- Stated problem
Do any lines in the data below contain "dari"? If so, copy every one of them.

- Material supplied
==============================

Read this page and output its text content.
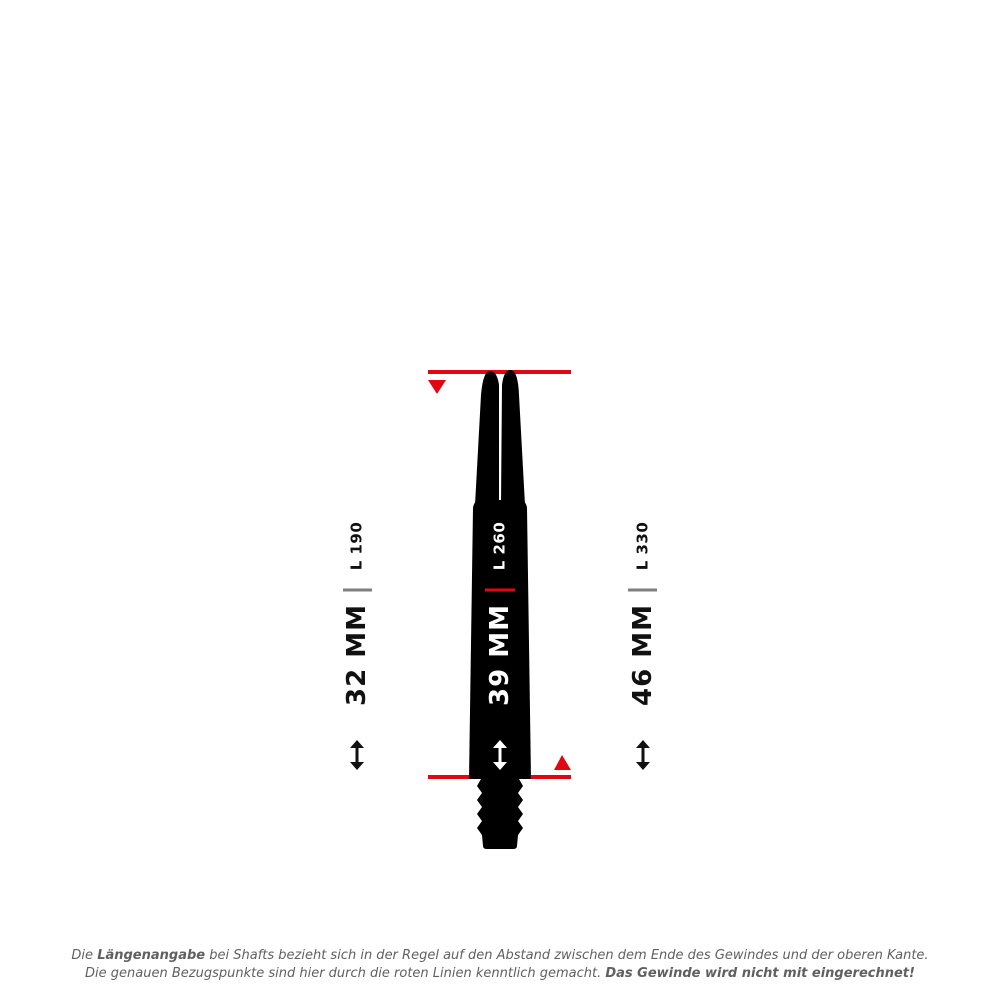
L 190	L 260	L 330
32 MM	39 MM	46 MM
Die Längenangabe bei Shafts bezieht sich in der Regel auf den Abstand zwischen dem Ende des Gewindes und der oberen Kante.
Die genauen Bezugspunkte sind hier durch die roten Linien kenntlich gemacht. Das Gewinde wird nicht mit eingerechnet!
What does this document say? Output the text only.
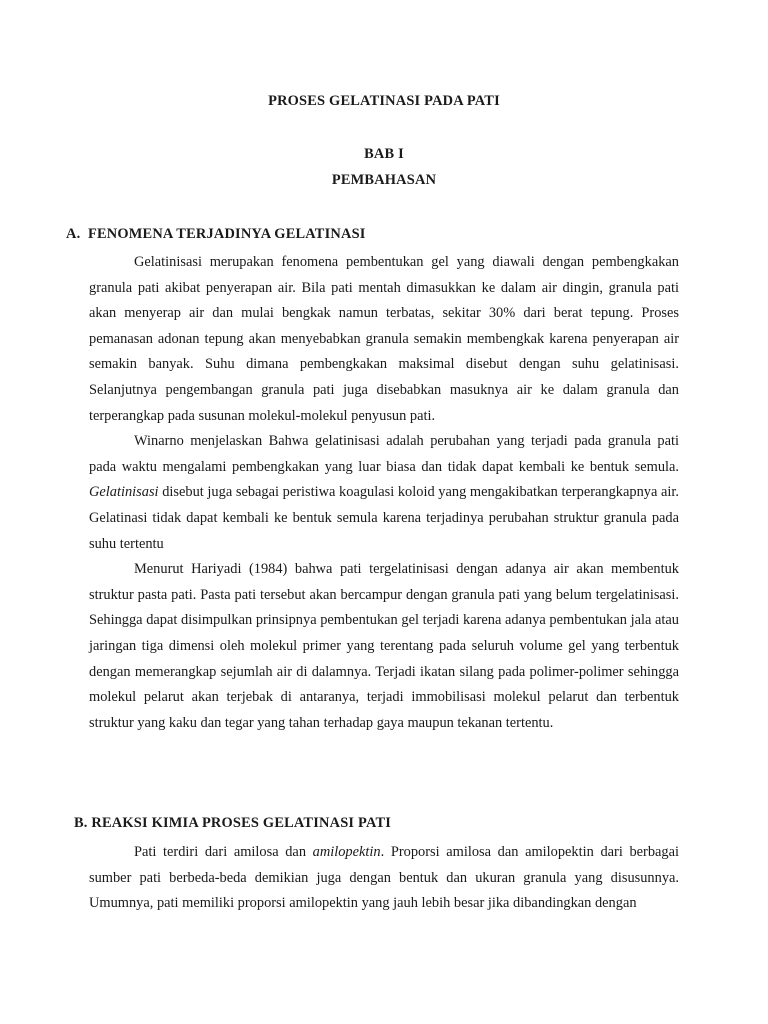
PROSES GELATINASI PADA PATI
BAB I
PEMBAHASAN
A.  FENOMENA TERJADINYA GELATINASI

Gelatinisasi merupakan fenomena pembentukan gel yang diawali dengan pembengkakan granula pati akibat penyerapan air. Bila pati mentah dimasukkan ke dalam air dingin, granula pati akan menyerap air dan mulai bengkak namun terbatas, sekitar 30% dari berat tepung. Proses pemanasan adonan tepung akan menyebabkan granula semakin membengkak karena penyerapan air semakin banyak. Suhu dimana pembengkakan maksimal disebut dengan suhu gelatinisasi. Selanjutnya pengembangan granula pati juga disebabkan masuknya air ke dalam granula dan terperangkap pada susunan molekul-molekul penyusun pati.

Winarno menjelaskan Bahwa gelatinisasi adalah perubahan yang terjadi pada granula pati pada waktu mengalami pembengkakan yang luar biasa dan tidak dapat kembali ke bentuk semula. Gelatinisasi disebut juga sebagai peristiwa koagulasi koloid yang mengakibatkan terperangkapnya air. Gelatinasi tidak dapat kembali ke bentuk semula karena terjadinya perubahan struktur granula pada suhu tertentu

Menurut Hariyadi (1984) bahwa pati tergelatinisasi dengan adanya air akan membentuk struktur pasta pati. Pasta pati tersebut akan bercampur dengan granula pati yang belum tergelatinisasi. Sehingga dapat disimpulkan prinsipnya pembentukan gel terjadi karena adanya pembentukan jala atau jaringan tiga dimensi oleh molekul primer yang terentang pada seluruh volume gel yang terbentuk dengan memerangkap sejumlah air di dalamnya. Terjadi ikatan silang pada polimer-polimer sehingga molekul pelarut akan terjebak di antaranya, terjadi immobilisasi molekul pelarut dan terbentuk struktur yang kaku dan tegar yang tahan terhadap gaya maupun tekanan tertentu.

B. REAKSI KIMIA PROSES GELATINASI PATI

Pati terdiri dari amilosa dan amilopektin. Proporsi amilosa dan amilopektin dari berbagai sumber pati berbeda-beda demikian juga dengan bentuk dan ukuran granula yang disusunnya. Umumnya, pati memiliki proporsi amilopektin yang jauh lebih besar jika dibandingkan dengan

==============================

- Solution to the exercise
Gelatinisasi merupakan fenomena pembentukan gel yang diawali dengan pembengkakan granula pati akibat penyerapan air. Bila pati mentah dimasukkan ke dalam air dingin, granula pati akan menyerap air dan mulai bengkak namun terbatas, sekitar 30% dari berat tepung. Proses pemanasan adonan tepung akan menyebabkan granula semakin membengkak karena penyerapan air semakin banyak. Suhu dimana pembengkakan maksimal disebut dengan suhu gelatinisasi. Selanjutnya pengembangan granula pati juga disebabkan masuknya air ke dalam granula dan terperangkap pada susunan molekul-molekul penyusun pati.
Pati terdiri dari amilosa dan amilopektin. Proporsi amilosa dan amilopektin dari berbagai sumber pati berbeda-beda demikian juga dengan bentuk dan ukuran granula yang disusunnya. Umumnya, pati memiliki proporsi amilopektin yang jauh lebih besar jika dibandingkan dengan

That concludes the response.